◆ **Data records**
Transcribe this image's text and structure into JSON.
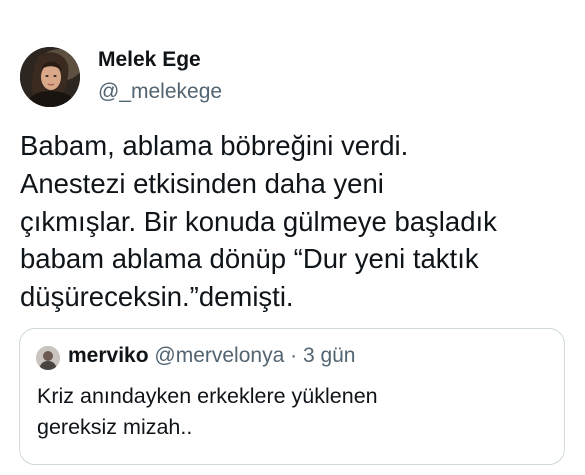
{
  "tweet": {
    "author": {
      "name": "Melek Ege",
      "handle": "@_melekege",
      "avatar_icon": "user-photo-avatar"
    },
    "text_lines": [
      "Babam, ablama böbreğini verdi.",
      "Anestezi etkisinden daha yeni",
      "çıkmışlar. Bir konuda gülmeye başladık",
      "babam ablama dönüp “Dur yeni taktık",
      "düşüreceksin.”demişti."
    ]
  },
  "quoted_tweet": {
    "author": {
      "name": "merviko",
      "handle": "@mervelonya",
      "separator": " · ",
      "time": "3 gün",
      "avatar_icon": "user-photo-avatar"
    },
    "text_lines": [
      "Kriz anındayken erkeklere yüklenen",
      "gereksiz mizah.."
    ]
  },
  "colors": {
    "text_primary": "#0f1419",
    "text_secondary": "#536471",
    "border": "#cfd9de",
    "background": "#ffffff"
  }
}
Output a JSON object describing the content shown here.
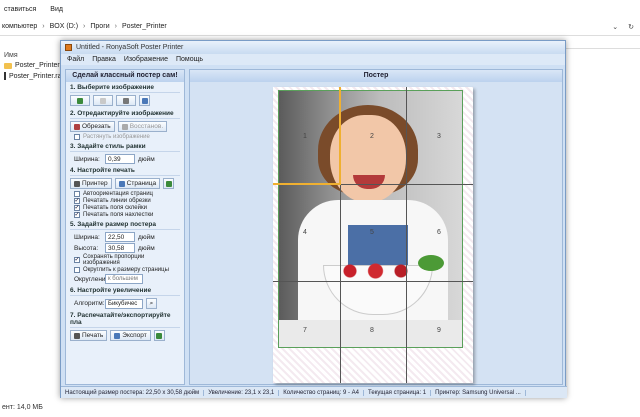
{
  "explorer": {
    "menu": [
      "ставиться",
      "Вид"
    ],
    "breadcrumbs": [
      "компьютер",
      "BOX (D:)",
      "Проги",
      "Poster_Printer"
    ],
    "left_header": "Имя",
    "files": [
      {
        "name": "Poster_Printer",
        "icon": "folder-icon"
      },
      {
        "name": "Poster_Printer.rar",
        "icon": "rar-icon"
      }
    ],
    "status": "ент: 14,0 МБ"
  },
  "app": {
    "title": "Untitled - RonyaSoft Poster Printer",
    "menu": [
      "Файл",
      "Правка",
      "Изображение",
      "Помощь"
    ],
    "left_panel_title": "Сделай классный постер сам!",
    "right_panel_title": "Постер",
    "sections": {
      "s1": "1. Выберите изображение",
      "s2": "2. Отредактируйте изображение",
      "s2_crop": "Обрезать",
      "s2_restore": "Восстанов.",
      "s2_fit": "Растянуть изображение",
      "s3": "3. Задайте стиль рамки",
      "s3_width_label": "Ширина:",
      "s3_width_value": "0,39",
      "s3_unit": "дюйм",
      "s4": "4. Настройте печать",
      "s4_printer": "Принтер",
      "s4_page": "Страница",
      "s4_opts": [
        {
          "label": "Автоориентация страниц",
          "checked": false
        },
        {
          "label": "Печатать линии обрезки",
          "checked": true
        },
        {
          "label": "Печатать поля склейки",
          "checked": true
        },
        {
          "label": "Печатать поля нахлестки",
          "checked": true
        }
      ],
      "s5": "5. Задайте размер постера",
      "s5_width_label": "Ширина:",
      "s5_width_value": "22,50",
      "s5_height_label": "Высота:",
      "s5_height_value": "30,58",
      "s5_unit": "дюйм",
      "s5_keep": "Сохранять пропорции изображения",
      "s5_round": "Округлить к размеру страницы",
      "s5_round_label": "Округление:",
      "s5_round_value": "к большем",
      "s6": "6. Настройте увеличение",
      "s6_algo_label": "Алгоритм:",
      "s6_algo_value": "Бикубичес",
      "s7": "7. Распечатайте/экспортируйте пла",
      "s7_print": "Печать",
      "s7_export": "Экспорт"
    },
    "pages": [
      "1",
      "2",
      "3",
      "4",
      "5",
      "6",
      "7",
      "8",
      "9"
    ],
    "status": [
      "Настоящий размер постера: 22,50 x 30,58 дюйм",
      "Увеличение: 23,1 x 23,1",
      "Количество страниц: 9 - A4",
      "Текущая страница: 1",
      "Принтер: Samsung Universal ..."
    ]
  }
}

◆ **Your instructions**
Each line that holds the word "yeni" should be extracted from the records.

◆ **Answer for this exercise**
      "Anestezi etkisinden daha yeni",
      "babam ablama dönüp “Dur yeni taktık",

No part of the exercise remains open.